Data provided >>
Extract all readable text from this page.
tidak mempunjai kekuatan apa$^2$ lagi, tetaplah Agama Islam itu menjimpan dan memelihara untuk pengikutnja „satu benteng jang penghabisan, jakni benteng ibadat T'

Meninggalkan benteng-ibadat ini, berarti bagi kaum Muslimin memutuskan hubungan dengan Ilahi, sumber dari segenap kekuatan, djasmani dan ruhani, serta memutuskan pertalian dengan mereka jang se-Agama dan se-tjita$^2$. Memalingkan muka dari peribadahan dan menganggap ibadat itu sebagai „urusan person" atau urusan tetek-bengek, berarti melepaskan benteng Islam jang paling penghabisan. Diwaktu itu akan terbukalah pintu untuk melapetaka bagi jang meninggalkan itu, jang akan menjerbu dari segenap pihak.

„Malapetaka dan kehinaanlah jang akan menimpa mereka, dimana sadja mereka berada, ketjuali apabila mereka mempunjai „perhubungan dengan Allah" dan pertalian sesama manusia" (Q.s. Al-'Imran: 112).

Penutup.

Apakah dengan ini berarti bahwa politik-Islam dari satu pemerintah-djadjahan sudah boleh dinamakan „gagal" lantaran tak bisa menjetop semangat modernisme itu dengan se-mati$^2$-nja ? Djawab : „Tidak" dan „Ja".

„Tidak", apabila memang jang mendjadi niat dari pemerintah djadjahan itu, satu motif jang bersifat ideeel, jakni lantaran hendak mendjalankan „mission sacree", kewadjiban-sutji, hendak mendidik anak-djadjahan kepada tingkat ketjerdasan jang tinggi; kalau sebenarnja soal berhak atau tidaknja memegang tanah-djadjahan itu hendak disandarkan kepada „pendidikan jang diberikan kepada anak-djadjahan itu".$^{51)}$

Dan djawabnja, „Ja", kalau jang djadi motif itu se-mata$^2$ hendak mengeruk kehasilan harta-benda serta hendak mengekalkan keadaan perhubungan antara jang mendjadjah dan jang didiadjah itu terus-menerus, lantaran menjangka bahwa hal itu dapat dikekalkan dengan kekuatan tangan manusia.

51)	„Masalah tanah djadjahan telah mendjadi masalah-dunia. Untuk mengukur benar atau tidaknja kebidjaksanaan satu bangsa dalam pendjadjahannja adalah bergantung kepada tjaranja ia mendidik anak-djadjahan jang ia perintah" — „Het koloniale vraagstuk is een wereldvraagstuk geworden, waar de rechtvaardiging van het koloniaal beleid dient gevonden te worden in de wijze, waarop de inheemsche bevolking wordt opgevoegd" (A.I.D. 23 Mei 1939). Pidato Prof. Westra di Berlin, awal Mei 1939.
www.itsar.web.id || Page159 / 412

What is being asked >> Return every line holding the word "mempunjai" from the records.

Full response >>
tidak mempunjai kekuatan apa$^2$ lagi, tetaplah Agama Islam itu menjimpan dan memelihara untuk pengikutnja „satu benteng jang penghabisan, jakni benteng ibadat T'
„Malapetaka dan kehinaanlah jang akan menimpa mereka, dimana sadja mereka berada, ketjuali apabila mereka mempunjai „perhubungan dengan Allah" dan pertalian sesama manusia" (Q.s. Al-'Imran: 112).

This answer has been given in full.